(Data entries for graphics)
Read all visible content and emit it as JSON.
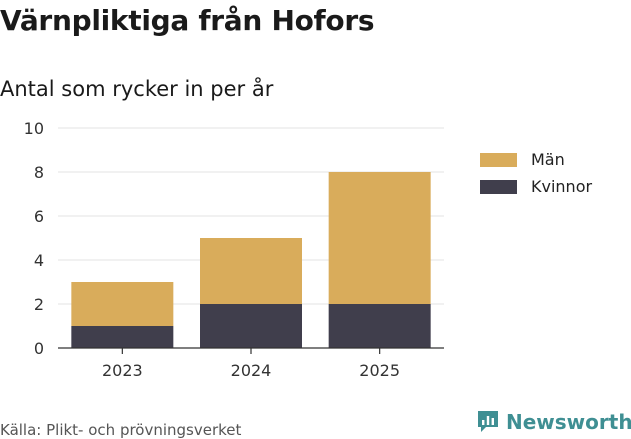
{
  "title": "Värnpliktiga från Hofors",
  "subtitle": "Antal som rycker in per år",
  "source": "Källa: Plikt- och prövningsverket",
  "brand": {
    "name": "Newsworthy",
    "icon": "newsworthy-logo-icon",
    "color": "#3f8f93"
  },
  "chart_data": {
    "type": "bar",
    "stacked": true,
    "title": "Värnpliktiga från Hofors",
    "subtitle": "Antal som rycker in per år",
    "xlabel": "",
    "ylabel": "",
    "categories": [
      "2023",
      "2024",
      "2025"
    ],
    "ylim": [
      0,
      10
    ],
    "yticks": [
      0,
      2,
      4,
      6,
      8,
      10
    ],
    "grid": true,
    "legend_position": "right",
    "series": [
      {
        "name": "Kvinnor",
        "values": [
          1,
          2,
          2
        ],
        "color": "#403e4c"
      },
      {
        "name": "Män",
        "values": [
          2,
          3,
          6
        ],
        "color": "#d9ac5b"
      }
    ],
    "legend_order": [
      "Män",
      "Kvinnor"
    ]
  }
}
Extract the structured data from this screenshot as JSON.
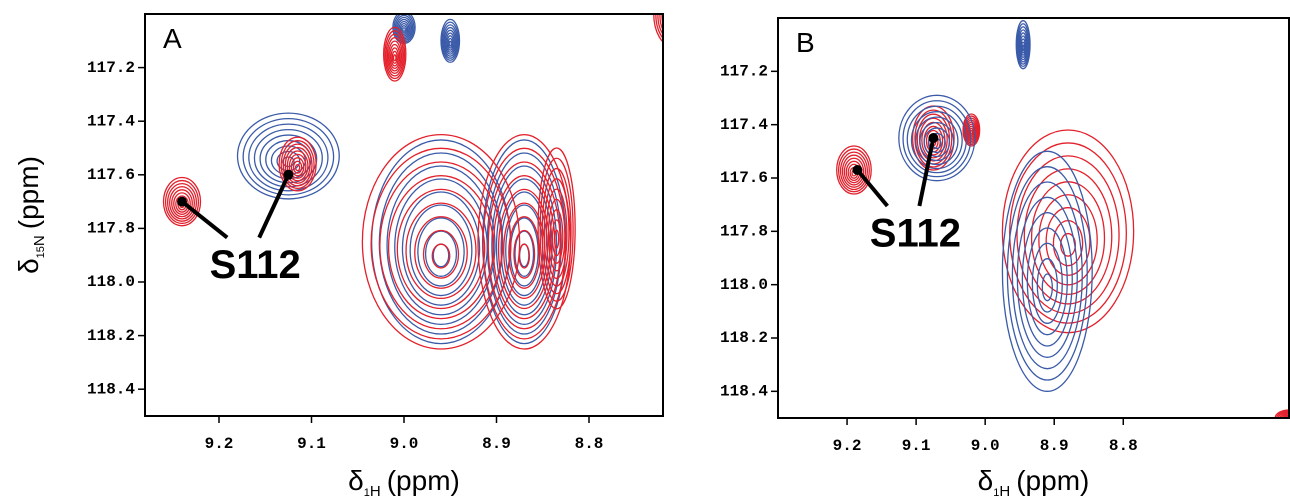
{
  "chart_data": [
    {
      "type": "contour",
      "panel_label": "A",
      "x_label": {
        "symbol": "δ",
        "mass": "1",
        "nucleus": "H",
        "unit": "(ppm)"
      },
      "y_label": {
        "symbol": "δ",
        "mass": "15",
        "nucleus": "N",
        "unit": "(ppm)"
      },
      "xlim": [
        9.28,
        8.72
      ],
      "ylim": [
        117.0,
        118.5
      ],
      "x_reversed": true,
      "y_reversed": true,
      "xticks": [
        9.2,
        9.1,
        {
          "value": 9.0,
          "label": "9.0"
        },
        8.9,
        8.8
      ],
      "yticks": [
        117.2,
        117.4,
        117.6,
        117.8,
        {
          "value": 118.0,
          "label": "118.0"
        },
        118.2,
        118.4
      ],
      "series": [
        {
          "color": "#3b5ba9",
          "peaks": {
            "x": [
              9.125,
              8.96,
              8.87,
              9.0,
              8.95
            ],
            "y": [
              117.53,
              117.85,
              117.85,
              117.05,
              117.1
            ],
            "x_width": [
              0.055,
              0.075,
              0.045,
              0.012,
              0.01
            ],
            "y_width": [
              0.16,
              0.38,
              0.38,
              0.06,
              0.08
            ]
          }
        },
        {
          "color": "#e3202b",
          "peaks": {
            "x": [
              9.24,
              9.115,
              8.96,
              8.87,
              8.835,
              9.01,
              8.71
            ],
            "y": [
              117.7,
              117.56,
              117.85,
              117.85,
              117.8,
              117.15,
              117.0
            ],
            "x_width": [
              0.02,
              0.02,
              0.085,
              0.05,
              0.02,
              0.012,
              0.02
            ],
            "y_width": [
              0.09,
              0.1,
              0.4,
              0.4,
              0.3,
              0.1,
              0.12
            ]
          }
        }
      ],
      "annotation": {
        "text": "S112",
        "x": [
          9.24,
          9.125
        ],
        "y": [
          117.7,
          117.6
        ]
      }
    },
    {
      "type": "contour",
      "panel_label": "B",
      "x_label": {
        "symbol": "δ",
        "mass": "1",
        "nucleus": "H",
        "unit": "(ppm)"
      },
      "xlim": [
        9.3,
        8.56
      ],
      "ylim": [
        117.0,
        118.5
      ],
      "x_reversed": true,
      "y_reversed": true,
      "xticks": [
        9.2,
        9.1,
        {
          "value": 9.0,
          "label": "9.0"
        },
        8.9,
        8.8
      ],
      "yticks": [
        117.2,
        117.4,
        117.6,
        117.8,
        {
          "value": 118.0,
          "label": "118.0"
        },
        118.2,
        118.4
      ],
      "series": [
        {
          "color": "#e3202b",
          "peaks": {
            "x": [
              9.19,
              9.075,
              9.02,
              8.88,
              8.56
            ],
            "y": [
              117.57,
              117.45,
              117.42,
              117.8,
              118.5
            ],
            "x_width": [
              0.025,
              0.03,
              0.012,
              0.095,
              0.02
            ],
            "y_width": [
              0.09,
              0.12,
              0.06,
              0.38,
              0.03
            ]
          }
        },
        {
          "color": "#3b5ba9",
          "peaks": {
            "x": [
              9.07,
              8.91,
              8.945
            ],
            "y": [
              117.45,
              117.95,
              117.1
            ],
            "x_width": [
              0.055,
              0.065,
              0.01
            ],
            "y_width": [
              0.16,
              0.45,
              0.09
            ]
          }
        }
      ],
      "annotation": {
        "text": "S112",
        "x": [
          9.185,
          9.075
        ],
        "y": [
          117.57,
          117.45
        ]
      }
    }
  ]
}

▶ Exercise brief
Return a copy of every line that includes the word "Värnpliktiga".

▶ Task result
  "title": "Värnpliktiga från Hofors",
    "title": "Värnpliktiga från Hofors",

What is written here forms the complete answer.